[Data records]
◆ ◆ ◆ ◆ ◆ ◆ ◆

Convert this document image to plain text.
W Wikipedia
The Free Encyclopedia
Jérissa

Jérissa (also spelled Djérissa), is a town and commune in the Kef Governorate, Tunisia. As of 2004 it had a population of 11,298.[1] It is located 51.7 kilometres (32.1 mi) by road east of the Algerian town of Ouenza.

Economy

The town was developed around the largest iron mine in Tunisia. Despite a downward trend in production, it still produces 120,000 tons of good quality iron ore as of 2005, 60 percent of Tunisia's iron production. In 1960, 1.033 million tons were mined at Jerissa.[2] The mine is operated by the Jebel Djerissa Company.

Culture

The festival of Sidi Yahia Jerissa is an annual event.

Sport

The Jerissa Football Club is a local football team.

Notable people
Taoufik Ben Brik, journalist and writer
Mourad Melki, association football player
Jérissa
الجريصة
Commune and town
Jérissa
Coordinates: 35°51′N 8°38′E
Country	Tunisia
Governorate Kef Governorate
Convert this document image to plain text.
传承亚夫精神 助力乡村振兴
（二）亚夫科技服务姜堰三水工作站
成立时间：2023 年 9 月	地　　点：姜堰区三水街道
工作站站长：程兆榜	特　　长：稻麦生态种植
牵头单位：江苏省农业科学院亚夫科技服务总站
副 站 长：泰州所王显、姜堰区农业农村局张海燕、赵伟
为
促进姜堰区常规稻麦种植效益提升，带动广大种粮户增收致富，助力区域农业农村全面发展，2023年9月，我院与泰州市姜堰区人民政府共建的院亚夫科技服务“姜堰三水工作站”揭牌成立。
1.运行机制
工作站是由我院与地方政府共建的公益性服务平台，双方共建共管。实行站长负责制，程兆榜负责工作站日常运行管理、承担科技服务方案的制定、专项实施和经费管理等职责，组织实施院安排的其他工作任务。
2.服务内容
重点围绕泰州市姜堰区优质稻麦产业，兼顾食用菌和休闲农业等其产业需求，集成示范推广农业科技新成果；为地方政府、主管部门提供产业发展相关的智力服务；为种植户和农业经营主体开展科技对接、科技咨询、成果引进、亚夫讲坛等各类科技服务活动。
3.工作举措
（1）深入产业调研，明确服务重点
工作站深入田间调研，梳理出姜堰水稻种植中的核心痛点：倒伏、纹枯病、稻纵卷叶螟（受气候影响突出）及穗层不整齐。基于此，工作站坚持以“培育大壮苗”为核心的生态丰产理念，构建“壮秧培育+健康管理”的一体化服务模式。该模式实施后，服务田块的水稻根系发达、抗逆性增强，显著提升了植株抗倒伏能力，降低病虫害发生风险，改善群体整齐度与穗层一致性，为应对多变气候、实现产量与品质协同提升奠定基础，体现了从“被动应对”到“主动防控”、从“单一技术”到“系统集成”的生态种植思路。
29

◆ ◆ ◆ ◆ ◆ ◆ ◆

## Exercise description
For each line of the entries that includes "town", show that line.

## Answer to this exercise
Jérissa (also spelled Djérissa), is a town and commune in the Kef Governorate, Tunisia. As of 2004 it had a population of 11,298.[1] It is located 51.7 kilometres (32.1 mi) by road east of the Algerian town of Ouenza.
The town was developed around the largest iron mine in Tunisia. Despite a downward trend in production, it still produces 120,000 tons of good quality iron ore as of 2005, 60 percent of Tunisia's iron production. In 1960, 1.033 million tons were mined at Jerissa.[2] The mine is operated by the Jebel Djerissa Company.
Commune and town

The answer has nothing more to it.